— BEGIN —

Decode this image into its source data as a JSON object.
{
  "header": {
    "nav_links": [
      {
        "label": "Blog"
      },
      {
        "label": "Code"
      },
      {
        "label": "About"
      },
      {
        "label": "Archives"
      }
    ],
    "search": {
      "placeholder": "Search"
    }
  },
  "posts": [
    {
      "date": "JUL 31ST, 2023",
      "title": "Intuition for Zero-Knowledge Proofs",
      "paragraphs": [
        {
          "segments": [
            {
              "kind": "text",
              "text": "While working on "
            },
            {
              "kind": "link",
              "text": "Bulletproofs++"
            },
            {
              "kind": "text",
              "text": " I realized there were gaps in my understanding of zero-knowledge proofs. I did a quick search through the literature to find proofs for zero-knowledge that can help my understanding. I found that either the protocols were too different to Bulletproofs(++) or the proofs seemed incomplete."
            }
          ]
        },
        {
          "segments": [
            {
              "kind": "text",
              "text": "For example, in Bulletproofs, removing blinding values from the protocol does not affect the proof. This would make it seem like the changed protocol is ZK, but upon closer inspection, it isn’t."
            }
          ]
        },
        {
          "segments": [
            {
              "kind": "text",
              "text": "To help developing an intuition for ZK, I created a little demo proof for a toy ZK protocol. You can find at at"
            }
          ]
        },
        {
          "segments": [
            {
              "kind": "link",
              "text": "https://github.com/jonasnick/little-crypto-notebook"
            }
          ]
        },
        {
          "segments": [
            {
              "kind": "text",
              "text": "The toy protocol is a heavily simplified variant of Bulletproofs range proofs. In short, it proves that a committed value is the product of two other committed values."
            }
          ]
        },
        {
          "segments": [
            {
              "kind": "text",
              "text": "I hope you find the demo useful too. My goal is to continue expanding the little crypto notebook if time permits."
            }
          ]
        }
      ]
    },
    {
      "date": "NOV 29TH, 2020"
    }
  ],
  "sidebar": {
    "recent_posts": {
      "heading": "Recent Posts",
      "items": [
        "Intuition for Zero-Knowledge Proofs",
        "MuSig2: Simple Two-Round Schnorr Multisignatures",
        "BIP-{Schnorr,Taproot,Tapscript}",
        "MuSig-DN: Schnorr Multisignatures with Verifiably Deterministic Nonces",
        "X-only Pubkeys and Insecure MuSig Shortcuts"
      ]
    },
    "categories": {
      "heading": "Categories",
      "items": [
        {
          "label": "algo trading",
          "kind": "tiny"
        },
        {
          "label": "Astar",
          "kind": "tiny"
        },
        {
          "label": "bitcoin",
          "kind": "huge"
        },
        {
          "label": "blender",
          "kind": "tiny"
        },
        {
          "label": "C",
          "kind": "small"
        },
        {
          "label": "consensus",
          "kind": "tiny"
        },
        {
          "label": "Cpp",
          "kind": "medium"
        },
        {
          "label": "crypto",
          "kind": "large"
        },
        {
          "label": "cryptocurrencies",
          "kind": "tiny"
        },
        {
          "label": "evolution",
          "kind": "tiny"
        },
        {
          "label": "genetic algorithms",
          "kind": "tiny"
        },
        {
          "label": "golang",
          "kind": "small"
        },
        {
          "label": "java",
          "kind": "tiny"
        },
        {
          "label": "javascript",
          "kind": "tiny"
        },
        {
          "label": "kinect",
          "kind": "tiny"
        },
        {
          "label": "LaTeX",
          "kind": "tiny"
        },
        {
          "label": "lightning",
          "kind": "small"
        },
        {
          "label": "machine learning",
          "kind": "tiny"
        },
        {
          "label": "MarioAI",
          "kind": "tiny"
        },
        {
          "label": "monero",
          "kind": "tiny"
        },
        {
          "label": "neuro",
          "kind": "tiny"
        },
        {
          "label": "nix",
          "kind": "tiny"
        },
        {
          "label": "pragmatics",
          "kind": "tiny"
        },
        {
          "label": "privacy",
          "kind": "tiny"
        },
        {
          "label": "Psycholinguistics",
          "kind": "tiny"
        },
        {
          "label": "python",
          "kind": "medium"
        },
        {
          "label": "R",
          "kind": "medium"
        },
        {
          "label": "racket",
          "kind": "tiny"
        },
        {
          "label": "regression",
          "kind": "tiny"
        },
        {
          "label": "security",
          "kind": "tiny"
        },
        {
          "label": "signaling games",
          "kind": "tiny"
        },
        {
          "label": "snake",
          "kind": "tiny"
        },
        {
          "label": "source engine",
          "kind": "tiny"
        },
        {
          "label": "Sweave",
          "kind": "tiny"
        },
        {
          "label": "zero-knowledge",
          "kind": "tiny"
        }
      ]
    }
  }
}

— END —

### Set task
Your task is to transcribe the material exactly.

### Written answer
Decode this image into its source data as a JSON object.
{
  "header": {
    "nav_links": [
      {
        "label": "Blog"
      },
      {
        "label": "Code"
      },
      {
        "label": "About"
      },
      {
        "label": "Archives"
      }
    ],
    "search": {
      "placeholder": "Search"
    }
  },
  "posts": [
    {
      "date": "JUL 31ST, 2023",
      "title": "Intuition for Zero-Knowledge Proofs",
      "paragraphs": [
        {
          "segments": [
            {
              "kind": "text",
              "text": "While working on "
            },
            {
              "kind": "link",
              "text": "Bulletproofs++"
            },
            {
              "kind": "text",
              "text": " I realized there were gaps in my understanding of zero-knowledge proofs. I did a quick search through the literature to find proofs for zero-knowledge that can help my understanding. I found that either the protocols were too different to Bulletproofs(++) or the proofs seemed incomplete."
            }
          ]
        },
        {
          "segments": [
            {
              "kind": "text",
              "text": "For example, in Bulletproofs, removing blinding values from the protocol does not affect the proof. This would make it seem like the changed protocol is ZK, but upon closer inspection, it isn’t."
            }
          ]
        },
        {
          "segments": [
            {
              "kind": "text",
              "text": "To help developing an intuition for ZK, I created a little demo proof for a toy ZK protocol. You can find at at"
            }
          ]
        },
        {
          "segments": [
            {
              "kind": "link",
              "text": "https://github.com/jonasnick/little-crypto-notebook"
            }
          ]
        },
        {
          "segments": [
            {
              "kind": "text",
              "text": "The toy protocol is a heavily simplified variant of Bulletproofs range proofs. In short, it proves that a committed value is the product of two other committed values."
            }
          ]
        },
        {
          "segments": [
            {
              "kind": "text",
              "text": "I hope you find the demo useful too. My goal is to continue expanding the little crypto notebook if time permits."
            }
          ]
        }
      ]
    },
    {
      "date": "NOV 29TH, 2020"
    }
  ],
  "sidebar": {
    "recent_posts": {
      "heading": "Recent Posts",
      "items": [
        "Intuition for Zero-Knowledge Proofs",
        "MuSig2: Simple Two-Round Schnorr Multisignatures",
        "BIP-{Schnorr,Taproot,Tapscript}",
        "MuSig-DN: Schnorr Multisignatures with Verifiably Deterministic Nonces",
        "X-only Pubkeys and Insecure MuSig Shortcuts"
      ]
    },
    "categories": {
      "heading": "Categories",
      "items": [
        {
          "label": "algo trading",
          "kind": "tiny"
        },
        {
          "label": "Astar",
          "kind": "tiny"
        },
        {
          "label": "bitcoin",
          "kind": "huge"
        },
        {
          "label": "blender",
          "kind": "tiny"
        },
        {
          "label": "C",
          "kind": "small"
        },
        {
          "label": "consensus",
          "kind": "tiny"
        },
        {
          "label": "Cpp",
          "kind": "medium"
        },
        {
          "label": "crypto",
          "kind": "large"
        },
        {
          "label": "cryptocurrencies",
          "kind": "tiny"
        },
        {
          "label": "evolution",
          "kind": "tiny"
        },
        {
          "label": "genetic algorithms",
          "kind": "tiny"
        },
        {
          "label": "golang",
          "kind": "small"
        },
        {
          "label": "java",
          "kind": "tiny"
        },
        {
          "label": "javascript",
          "kind": "tiny"
        },
        {
          "label": "kinect",
          "kind": "tiny"
        },
        {
          "label": "LaTeX",
          "kind": "tiny"
        },
        {
          "label": "lightning",
          "kind": "small"
        },
        {
          "label": "machine learning",
          "kind": "tiny"
        },
        {
          "label": "MarioAI",
          "kind": "tiny"
        },
        {
          "label": "monero",
          "kind": "tiny"
        },
        {
          "label": "neuro",
          "kind": "tiny"
        },
        {
          "label": "nix",
          "kind": "tiny"
        },
        {
          "label": "pragmatics",
          "kind": "tiny"
        },
        {
          "label": "privacy",
          "kind": "tiny"
        },
        {
          "label": "Psycholinguistics",
          "kind": "tiny"
        },
        {
          "label": "python",
          "kind": "medium"
        },
        {
          "label": "R",
          "kind": "medium"
        },
        {
          "label": "racket",
          "kind": "tiny"
        },
        {
          "label": "regression",
          "kind": "tiny"
        },
        {
          "label": "security",
          "kind": "tiny"
        },
        {
          "label": "signaling games",
          "kind": "tiny"
        },
        {
          "label": "snake",
          "kind": "tiny"
        },
        {
          "label": "source engine",
          "kind": "tiny"
        },
        {
          "label": "Sweave",
          "kind": "tiny"
        },
        {
          "label": "zero-knowledge",
          "kind": "tiny"
        }
      ]
    }
  }
}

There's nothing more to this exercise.